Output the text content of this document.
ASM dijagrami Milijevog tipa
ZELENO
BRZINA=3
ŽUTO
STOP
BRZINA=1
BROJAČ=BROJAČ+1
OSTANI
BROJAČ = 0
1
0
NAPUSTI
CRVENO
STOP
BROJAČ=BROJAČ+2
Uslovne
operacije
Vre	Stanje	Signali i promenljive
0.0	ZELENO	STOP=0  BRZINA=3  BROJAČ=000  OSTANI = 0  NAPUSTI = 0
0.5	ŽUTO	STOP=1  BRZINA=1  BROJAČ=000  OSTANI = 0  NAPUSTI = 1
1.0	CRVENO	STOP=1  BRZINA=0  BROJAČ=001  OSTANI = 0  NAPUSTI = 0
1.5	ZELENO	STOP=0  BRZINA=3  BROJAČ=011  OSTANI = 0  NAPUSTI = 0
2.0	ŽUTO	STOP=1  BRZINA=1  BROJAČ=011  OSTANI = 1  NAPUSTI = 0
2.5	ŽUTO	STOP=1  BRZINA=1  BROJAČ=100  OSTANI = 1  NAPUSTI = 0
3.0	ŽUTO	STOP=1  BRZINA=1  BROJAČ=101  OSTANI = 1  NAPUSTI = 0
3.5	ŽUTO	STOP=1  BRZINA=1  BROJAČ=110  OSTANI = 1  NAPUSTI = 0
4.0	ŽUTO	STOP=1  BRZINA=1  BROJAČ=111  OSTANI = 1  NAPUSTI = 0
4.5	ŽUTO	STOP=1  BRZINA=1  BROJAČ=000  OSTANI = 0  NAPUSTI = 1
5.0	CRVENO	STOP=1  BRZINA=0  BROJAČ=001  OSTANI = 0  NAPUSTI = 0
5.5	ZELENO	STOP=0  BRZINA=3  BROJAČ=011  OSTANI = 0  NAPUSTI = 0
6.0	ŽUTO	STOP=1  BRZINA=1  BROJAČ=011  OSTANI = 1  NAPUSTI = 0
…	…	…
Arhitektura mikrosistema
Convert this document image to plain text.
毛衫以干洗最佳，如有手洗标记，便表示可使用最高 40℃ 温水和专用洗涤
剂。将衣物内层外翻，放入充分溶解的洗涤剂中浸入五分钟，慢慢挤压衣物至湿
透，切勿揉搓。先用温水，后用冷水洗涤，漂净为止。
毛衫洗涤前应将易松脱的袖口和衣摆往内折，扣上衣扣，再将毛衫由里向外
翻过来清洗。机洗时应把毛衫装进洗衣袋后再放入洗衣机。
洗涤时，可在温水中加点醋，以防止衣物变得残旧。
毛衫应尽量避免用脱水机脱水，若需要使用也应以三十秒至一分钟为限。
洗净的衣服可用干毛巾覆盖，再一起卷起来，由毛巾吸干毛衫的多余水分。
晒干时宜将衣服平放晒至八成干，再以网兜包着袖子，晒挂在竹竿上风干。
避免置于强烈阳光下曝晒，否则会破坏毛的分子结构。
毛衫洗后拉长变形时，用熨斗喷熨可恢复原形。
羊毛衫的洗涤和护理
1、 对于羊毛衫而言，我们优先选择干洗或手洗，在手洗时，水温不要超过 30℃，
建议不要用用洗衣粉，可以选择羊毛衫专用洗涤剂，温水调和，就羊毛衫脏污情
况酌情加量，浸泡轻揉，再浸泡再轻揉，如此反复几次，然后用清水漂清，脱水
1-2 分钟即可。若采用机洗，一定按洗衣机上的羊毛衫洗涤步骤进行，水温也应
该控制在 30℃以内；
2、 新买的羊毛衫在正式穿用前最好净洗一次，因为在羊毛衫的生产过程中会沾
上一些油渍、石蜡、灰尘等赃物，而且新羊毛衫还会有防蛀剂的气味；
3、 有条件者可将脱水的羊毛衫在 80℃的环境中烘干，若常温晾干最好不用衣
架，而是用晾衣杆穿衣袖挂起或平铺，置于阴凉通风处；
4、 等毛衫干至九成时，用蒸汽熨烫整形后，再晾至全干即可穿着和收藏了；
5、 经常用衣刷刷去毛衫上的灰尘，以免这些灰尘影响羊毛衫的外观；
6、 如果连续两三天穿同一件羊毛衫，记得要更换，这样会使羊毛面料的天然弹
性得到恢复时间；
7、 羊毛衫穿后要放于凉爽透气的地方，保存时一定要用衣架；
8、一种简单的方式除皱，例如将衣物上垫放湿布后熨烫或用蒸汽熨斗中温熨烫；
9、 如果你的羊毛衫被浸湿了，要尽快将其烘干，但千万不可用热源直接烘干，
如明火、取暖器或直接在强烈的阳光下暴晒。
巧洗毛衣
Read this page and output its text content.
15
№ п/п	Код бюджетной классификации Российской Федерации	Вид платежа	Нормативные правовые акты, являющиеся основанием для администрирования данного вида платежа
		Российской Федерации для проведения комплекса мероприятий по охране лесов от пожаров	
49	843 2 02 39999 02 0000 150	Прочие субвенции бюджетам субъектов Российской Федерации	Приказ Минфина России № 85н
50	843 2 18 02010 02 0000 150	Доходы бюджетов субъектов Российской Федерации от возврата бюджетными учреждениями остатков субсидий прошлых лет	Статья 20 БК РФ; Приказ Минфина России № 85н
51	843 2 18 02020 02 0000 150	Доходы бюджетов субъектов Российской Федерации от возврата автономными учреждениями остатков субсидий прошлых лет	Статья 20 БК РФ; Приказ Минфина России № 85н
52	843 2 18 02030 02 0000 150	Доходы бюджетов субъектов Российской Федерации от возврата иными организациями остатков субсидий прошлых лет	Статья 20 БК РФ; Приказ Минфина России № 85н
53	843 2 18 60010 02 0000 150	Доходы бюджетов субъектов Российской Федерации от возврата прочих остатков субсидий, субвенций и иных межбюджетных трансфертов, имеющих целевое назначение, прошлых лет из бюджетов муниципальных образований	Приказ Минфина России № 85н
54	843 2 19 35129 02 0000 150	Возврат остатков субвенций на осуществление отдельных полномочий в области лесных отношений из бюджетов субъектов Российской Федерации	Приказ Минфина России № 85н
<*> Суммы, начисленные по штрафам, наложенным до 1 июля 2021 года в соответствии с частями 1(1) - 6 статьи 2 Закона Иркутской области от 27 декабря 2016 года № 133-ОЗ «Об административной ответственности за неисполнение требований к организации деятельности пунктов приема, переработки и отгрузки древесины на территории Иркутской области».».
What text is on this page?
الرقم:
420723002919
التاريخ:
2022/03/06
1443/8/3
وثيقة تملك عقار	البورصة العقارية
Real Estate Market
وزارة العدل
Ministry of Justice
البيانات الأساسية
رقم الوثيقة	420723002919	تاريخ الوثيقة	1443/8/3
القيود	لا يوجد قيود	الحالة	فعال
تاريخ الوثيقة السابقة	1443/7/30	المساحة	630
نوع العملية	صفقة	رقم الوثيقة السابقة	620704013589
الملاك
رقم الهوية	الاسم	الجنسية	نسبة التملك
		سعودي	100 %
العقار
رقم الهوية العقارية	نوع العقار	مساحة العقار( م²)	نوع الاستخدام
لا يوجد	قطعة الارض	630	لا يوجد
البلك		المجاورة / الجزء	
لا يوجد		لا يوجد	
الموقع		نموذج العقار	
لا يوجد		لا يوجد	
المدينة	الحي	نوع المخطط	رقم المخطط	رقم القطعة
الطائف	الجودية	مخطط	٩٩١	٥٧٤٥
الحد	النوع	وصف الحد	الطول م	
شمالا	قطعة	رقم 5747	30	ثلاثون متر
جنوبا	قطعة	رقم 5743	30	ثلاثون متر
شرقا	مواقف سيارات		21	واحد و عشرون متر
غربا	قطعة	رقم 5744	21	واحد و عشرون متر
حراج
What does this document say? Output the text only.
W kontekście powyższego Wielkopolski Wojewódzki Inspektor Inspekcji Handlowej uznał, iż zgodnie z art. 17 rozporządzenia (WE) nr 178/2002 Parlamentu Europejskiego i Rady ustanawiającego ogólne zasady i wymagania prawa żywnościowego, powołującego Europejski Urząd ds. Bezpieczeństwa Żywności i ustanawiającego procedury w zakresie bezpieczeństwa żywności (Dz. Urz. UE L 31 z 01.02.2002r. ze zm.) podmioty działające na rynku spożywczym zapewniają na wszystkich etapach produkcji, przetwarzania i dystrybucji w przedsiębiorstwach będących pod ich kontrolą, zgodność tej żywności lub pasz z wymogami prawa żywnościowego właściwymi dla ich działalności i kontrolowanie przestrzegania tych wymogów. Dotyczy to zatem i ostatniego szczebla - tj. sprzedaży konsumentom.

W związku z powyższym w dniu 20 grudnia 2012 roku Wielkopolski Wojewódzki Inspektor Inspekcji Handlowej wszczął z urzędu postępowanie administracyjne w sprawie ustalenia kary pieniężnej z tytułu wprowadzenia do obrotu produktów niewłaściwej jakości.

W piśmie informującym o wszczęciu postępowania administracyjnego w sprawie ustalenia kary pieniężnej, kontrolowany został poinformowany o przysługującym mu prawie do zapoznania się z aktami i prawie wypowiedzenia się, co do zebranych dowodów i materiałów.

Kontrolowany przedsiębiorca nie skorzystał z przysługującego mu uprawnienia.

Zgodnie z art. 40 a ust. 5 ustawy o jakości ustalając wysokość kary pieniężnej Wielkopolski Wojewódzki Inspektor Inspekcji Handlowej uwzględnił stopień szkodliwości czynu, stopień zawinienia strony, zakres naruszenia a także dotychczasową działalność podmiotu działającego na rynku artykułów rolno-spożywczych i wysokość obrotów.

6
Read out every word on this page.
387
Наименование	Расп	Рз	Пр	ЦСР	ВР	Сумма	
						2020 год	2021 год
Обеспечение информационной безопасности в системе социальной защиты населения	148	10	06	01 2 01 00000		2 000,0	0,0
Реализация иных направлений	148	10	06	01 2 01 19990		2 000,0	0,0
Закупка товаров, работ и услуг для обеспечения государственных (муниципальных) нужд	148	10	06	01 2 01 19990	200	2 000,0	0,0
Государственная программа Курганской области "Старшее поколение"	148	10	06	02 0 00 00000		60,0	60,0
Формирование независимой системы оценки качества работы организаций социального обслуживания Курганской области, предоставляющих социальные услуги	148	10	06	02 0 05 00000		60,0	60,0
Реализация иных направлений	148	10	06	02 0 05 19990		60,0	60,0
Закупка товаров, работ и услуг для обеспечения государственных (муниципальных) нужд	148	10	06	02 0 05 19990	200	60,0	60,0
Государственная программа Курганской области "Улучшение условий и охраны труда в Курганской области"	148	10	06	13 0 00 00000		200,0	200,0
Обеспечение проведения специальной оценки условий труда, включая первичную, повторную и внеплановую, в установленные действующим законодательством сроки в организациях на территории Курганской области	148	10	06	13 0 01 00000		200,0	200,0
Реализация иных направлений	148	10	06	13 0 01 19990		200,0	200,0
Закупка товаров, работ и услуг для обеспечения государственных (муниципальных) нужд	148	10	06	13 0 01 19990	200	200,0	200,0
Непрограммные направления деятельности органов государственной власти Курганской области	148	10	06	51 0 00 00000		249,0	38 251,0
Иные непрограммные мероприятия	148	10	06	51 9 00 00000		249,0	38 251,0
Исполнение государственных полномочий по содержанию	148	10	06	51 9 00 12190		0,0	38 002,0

WHAT THE TASK REQUIRES:
Report each line of the material above where the word "Read" appears.

SOLUTION TO THIS PROBLEM:
Read this page and output its text content.
Read out every word on this page.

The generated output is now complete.